▶ [Instructions to follow]: Quote all lines below exactly. Images stay out.

[START OF Input records]

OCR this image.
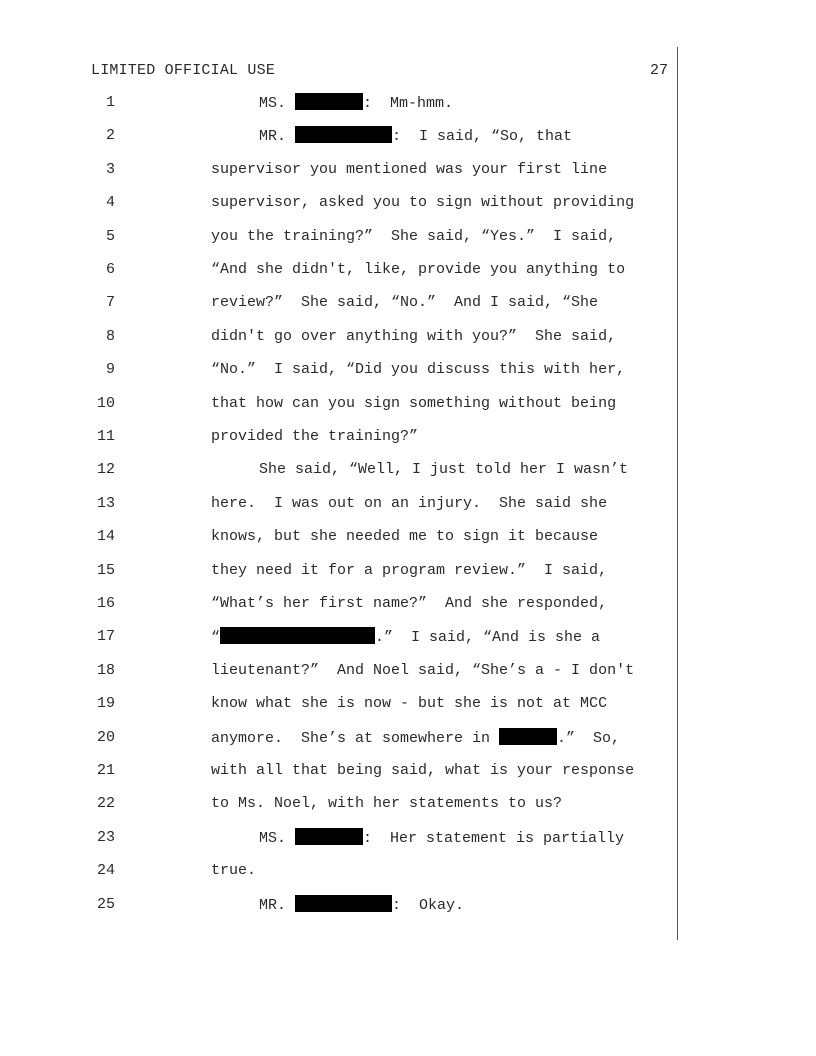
LIMITED OFFICIAL USE	27
1	MS.	:  Mm-hmm.
2	MR.	:  I said, “So, that
3	supervisor you mentioned was your first line
4	supervisor, asked you to sign without providing
5	you the training?”  She said, “Yes.”  I said,
6	“And she didn't, like, provide you anything to
7	review?”  She said, “No.”  And I said, “She
8	didn't go over anything with you?”  She said,
9	“No.”  I said, “Did you discuss this with her,
10	that how can you sign something without being
11	provided the training?”
12	She said, “Well, I just told her I wasn’t
13	here.  I was out on an injury.  She said she
14	knows, but she needed me to sign it because
15	they need it for a program review.”  I said,
16	“What’s her first name?”  And she responded,
17	“	.”  I said, “And is she a
18	lieutenant?”  And Noel said, “She’s a - I don't
19	know what she is now - but she is not at MCC
20	anymore.  She’s at somewhere in	.”  So,
21	with all that being said, what is your response
22	to Ms. Noel, with her statements to us?
23	MS.	:  Her statement is partially
24	true.
25	MR.	:  Okay.
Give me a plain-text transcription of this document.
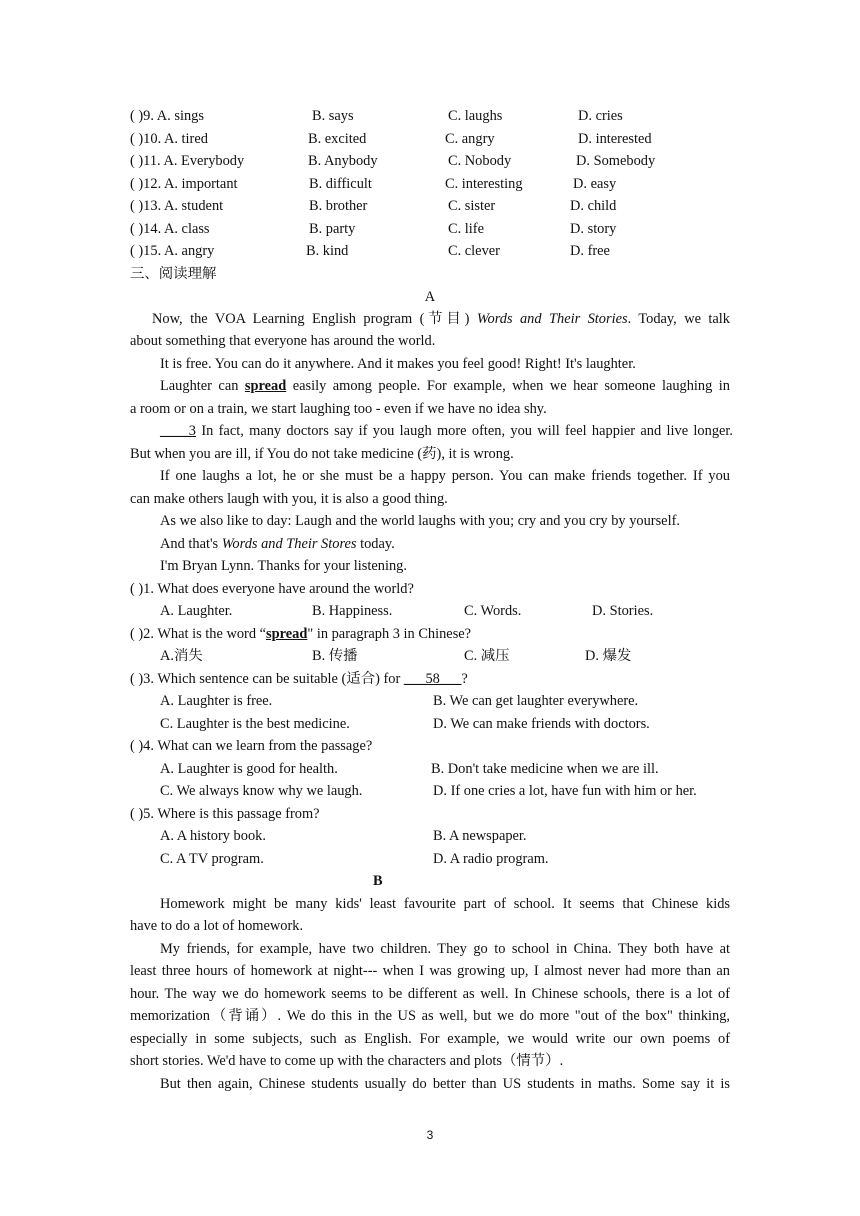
( )9. A. sings	B. says	C. laughs	D. cries
( )10. A. tired	B. excited	C. angry	D. interested
( )11. A. Everybody	B. Anybody	C. Nobody	D. Somebody
( )12. A. important	B. difficult	C. interesting	D. easy
( )13. A. student	B. brother	C. sister	D. child
( )14. A. class	B. party	C. life	D. story
( )15. A. angry	B. kind	C. clever	D. free
三、阅读理解
A
Now, the VOA Learning English program (节目) Words and Their Stories. Today, we talk
about something that everyone has around the world.
It is free. You can do it anywhere. And it makes you feel good! Right! It's laughter.
Laughter can spread easily among people. For example, when we hear someone laughing in
a room or on a train, we start laughing too - even if we have no idea shy.
____3 In fact, many doctors say if you laugh more often, you will feel happier and live longer.
But when you are ill, if You do not take medicine (药), it is wrong.
If one laughs a lot, he or she must be a happy person. You can make friends together. If you
can make others laugh with you, it is also a good thing.
As we also like to day: Laugh and the world laughs with you; cry and you cry by yourself.
And that's Words and Their Stores today.
I'm Bryan Lynn. Thanks for your listening.
( )1. What does everyone have around the world?
A. Laughter.	B. Happiness.	C. Words.	D. Stories.
( )2. What is the word “spread" in paragraph 3 in Chinese?
A.消失	B. 传播	C. 减压	D. 爆发
( )3. Which sentence can be suitable (适合) for ___58___?
A. Laughter is free.	B. We can get laughter everywhere.
C. Laughter is the best medicine.	D. We can make friends with doctors.
( )4. What can we learn from the passage?
A. Laughter is good for health.	B. Don't take medicine when we are ill.
C. We always know why we laugh.	D. If one cries a lot, have fun with him or her.
( )5. Where is this passage from?
A. A history book.	B. A newspaper.
C. A TV program.	D. A radio program.
B
Homework might be many kids' least favourite part of school. It seems that Chinese kids
have to do a lot of homework.
My friends, for example, have two children. They go to school in China. They both have at
least three hours of homework at night--- when I was growing up, I almost never had more than an
hour. The way we do homework seems to be different as well. In Chinese schools, there is a lot of
memorization（背诵）. We do this in the US as well, but we do more "out of the box" thinking,
especially in some subjects, such as English. For example, we would write our own poems of
short stories. We'd have to come up with the characters and plots（情节）.
But then again, Chinese students usually do better than US students in maths. Some say it is
3
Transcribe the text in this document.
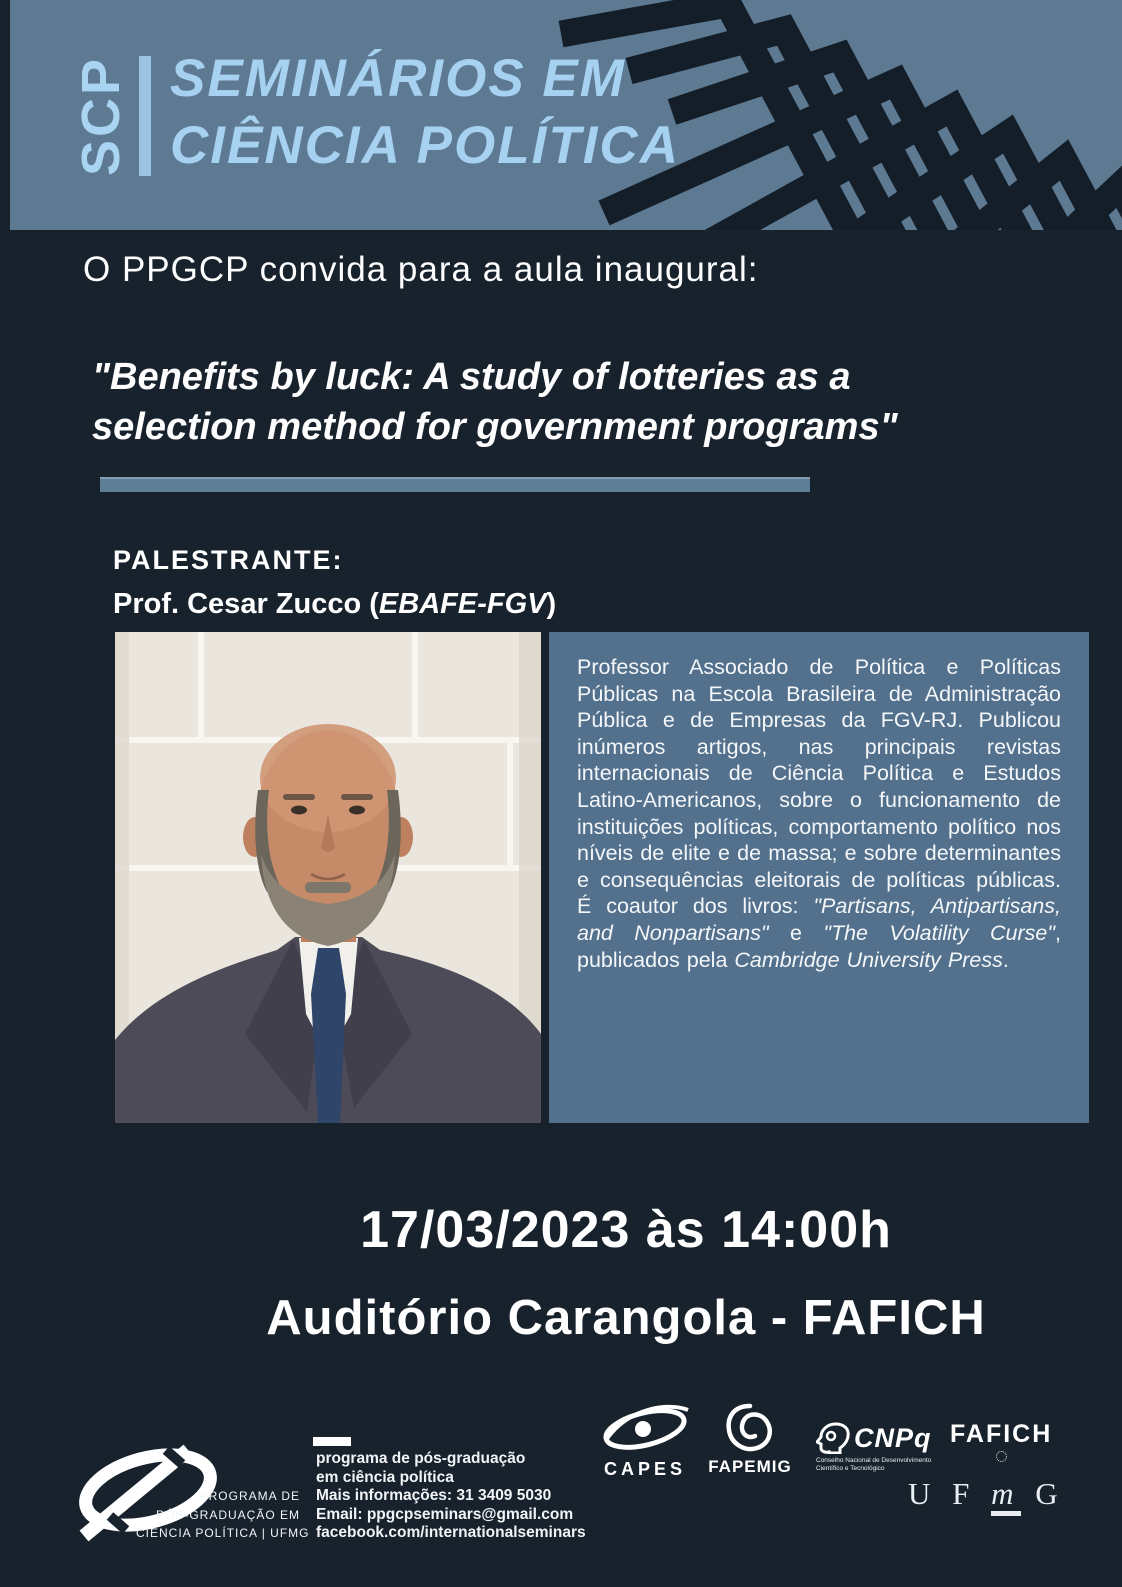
SCP SEMINÁRIOS EM
CIÊNCIA POLÍTICA
O PPGCP convida para a aula inaugural:
"Benefits by luck: A study of lotteries as a
selection method for government programs"
PALESTRANTE:
Prof. Cesar Zucco (EBAFE-FGV)
Professor Associado de Política e Políticas Públicas na Escola Brasileira de Administração Pública e de Empresas da FGV-RJ. Publicou inúmeros artigos, nas principais revistas internacionais de Ciência Política e Estudos Latino-Americanos, sobre o funcionamento de instituições políticas, comportamento político nos níveis de elite e de massa; e sobre determinantes e consequências eleitorais de políticas públicas. É coautor dos livros: "Partisans, Antipartisans, and Nonpartisans" e "The Volatility Curse", publicados pela Cambridge University Press.
17/03/2023 às 14:00h
Auditório Carangola - FAFICH
PROGRAMA DE
PÓS-GRADUAÇÃO EM
CIÊNCIA POLÍTICA | UFMG
programa de pós-graduação
em ciência política
Mais informações: 31 3409 5030
Email: ppgcpseminars@gmail.com
facebook.com/internationalseminars
CAPES	FAPEMIG
CNPq
Conselho Nacional de Desenvolvimento
Científico e Tecnológico
FAFICH
U F m G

[END OF Input records]

▶ [Result of the exercise]:
OCR this image.
LIMITED OFFICIAL USE	27
1	MS.	:  Mm-hmm.
2	MR.	:  I said, “So, that
3	supervisor you mentioned was your first line
4	supervisor, asked you to sign without providing
5	you the training?”  She said, “Yes.”  I said,
6	“And she didn't, like, provide you anything to
7	review?”  She said, “No.”  And I said, “She
8	didn't go over anything with you?”  She said,
9	“No.”  I said, “Did you discuss this with her,
10	that how can you sign something without being
11	provided the training?”
12	She said, “Well, I just told her I wasn’t
13	here.  I was out on an injury.  She said she
14	knows, but she needed me to sign it because
15	they need it for a program review.”  I said,
16	“What’s her first name?”  And she responded,
17	“	.”  I said, “And is she a
18	lieutenant?”  And Noel said, “She’s a - I don't
19	know what she is now - but she is not at MCC
20	anymore.  She’s at somewhere in	.”  So,
21	with all that being said, what is your response
22	to Ms. Noel, with her statements to us?
23	MS.	:  Her statement is partially
24	true.
25	MR.	:  Okay.
Give me a plain-text transcription of this document.
( )9. A. sings	B. says	C. laughs	D. cries
( )10. A. tired	B. excited	C. angry	D. interested
( )11. A. Everybody	B. Anybody	C. Nobody	D. Somebody
( )12. A. important	B. difficult	C. interesting	D. easy
( )13. A. student	B. brother	C. sister	D. child
( )14. A. class	B. party	C. life	D. story
( )15. A. angry	B. kind	C. clever	D. free
三、阅读理解
A
Now, the VOA Learning English program (节目) Words and Their Stories. Today, we talk
about something that everyone has around the world.
It is free. You can do it anywhere. And it makes you feel good! Right! It's laughter.
Laughter can spread easily among people. For example, when we hear someone laughing in
a room or on a train, we start laughing too - even if we have no idea shy.
____3 In fact, many doctors say if you laugh more often, you will feel happier and live longer.
But when you are ill, if You do not take medicine (药), it is wrong.
If one laughs a lot, he or she must be a happy person. You can make friends together. If you
can make others laugh with you, it is also a good thing.
As we also like to day: Laugh and the world laughs with you; cry and you cry by yourself.
And that's Words and Their Stores today.
I'm Bryan Lynn. Thanks for your listening.
( )1. What does everyone have around the world?
A. Laughter.	B. Happiness.	C. Words.	D. Stories.
( )2. What is the word “spread" in paragraph 3 in Chinese?
A.消失	B. 传播	C. 减压	D. 爆发
( )3. Which sentence can be suitable (适合) for ___58___?
A. Laughter is free.	B. We can get laughter everywhere.
C. Laughter is the best medicine.	D. We can make friends with doctors.
( )4. What can we learn from the passage?
A. Laughter is good for health.	B. Don't take medicine when we are ill.
C. We always know why we laugh.	D. If one cries a lot, have fun with him or her.
( )5. Where is this passage from?
A. A history book.	B. A newspaper.
C. A TV program.	D. A radio program.
B
Homework might be many kids' least favourite part of school. It seems that Chinese kids
have to do a lot of homework.
My friends, for example, have two children. They go to school in China. They both have at
least three hours of homework at night--- when I was growing up, I almost never had more than an
hour. The way we do homework seems to be different as well. In Chinese schools, there is a lot of
memorization（背诵）. We do this in the US as well, but we do more "out of the box" thinking,
especially in some subjects, such as English. For example, we would write our own poems of
short stories. We'd have to come up with the characters and plots（情节）.
But then again, Chinese students usually do better than US students in maths. Some say it is
3
Transcribe the text in this document.
SCP SEMINÁRIOS EM
CIÊNCIA POLÍTICA
O PPGCP convida para a aula inaugural:
"Benefits by luck: A study of lotteries as a
selection method for government programs"
PALESTRANTE:
Prof. Cesar Zucco (EBAFE-FGV)
Professor Associado de Política e Políticas Públicas na Escola Brasileira de Administração Pública e de Empresas da FGV-RJ. Publicou inúmeros artigos, nas principais revistas internacionais de Ciência Política e Estudos Latino-Americanos, sobre o funcionamento de instituições políticas, comportamento político nos níveis de elite e de massa; e sobre determinantes e consequências eleitorais de políticas públicas. É coautor dos livros: "Partisans, Antipartisans, and Nonpartisans" e "The Volatility Curse", publicados pela Cambridge University Press.
17/03/2023 às 14:00h
Auditório Carangola - FAFICH
PROGRAMA DE
PÓS-GRADUAÇÃO EM
CIÊNCIA POLÍTICA | UFMG
programa de pós-graduação
em ciência política
Mais informações: 31 3409 5030
Email: ppgcpseminars@gmail.com
facebook.com/internationalseminars
CAPES	FAPEMIG
CNPq
Conselho Nacional de Desenvolvimento
Científico e Tecnológico
FAFICH
U F m G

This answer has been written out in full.